What is required -> What you return must match the material exactly, with every line present.

*** Supplied records Section Begins ***

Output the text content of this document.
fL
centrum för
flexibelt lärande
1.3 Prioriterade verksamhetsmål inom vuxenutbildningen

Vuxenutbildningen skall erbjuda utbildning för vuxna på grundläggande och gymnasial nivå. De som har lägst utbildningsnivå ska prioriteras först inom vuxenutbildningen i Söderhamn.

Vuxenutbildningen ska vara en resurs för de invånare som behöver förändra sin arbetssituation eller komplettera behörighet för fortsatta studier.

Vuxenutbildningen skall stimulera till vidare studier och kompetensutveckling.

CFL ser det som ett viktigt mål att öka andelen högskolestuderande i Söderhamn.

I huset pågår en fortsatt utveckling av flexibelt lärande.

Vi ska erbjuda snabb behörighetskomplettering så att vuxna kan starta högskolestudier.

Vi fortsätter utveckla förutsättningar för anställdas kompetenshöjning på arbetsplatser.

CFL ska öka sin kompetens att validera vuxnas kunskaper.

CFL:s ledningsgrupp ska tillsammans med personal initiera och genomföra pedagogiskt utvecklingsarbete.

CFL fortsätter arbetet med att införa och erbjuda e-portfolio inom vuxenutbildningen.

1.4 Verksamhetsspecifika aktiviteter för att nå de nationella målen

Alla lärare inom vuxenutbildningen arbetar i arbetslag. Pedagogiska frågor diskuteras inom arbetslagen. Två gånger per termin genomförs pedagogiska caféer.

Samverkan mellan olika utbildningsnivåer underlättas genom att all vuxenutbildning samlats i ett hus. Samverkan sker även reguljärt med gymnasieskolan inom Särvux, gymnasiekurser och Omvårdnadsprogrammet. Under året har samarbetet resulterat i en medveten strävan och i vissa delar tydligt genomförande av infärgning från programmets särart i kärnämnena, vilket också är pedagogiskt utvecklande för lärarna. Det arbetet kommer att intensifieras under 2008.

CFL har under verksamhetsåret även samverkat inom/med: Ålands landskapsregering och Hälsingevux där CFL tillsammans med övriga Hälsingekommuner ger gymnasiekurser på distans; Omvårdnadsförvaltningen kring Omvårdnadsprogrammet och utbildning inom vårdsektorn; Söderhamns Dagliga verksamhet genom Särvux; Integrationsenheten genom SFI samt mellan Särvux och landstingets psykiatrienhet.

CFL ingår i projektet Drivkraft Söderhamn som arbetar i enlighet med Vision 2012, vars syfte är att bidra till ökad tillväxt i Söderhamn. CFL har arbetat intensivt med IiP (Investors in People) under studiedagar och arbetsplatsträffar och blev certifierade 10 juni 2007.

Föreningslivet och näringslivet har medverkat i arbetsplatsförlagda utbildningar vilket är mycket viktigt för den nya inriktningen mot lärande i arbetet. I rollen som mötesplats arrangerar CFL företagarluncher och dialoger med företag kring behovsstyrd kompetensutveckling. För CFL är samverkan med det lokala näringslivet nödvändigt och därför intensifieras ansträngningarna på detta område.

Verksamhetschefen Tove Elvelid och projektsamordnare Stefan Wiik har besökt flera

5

*** Supplied records Section Ends ***

Output for this exercise ->
Output the text content of this document.
fL
centrum för
flexibelt lärande
1.3 Prioriterade verksamhetsmål inom vuxenutbildningen

Vuxenutbildningen skall erbjuda utbildning för vuxna på grundläggande och gymnasial nivå. De som har lägst utbildningsnivå ska prioriteras först inom vuxenutbildningen i Söderhamn.

Vuxenutbildningen ska vara en resurs för de invånare som behöver förändra sin arbetssituation eller komplettera behörighet för fortsatta studier.

Vuxenutbildningen skall stimulera till vidare studier och kompetensutveckling.

CFL ser det som ett viktigt mål att öka andelen högskolestuderande i Söderhamn.

I huset pågår en fortsatt utveckling av flexibelt lärande.

Vi ska erbjuda snabb behörighetskomplettering så att vuxna kan starta högskolestudier.

Vi fortsätter utveckla förutsättningar för anställdas kompetenshöjning på arbetsplatser.

CFL ska öka sin kompetens att validera vuxnas kunskaper.

CFL:s ledningsgrupp ska tillsammans med personal initiera och genomföra pedagogiskt utvecklingsarbete.

CFL fortsätter arbetet med att införa och erbjuda e-portfolio inom vuxenutbildningen.

1.4 Verksamhetsspecifika aktiviteter för att nå de nationella målen

Alla lärare inom vuxenutbildningen arbetar i arbetslag. Pedagogiska frågor diskuteras inom arbetslagen. Två gånger per termin genomförs pedagogiska caféer.

Samverkan mellan olika utbildningsnivåer underlättas genom att all vuxenutbildning samlats i ett hus. Samverkan sker även reguljärt med gymnasieskolan inom Särvux, gymnasiekurser och Omvårdnadsprogrammet. Under året har samarbetet resulterat i en medveten strävan och i vissa delar tydligt genomförande av infärgning från programmets särart i kärnämnena, vilket också är pedagogiskt utvecklande för lärarna. Det arbetet kommer att intensifieras under 2008.

CFL har under verksamhetsåret även samverkat inom/med: Ålands landskapsregering och Hälsingevux där CFL tillsammans med övriga Hälsingekommuner ger gymnasiekurser på distans; Omvårdnadsförvaltningen kring Omvårdnadsprogrammet och utbildning inom vårdsektorn; Söderhamns Dagliga verksamhet genom Särvux; Integrationsenheten genom SFI samt mellan Särvux och landstingets psykiatrienhet.

CFL ingår i projektet Drivkraft Söderhamn som arbetar i enlighet med Vision 2012, vars syfte är att bidra till ökad tillväxt i Söderhamn. CFL har arbetat intensivt med IiP (Investors in People) under studiedagar och arbetsplatsträffar och blev certifierade 10 juni 2007.

Föreningslivet och näringslivet har medverkat i arbetsplatsförlagda utbildningar vilket är mycket viktigt för den nya inriktningen mot lärande i arbetet. I rollen som mötesplats arrangerar CFL företagarluncher och dialoger med företag kring behovsstyrd kompetensutveckling. För CFL är samverkan med det lokala näringslivet nödvändigt och därför intensifieras ansträngningarna på detta område.

Verksamhetschefen Tove Elvelid och projektsamordnare Stefan Wiik har besökt flera

5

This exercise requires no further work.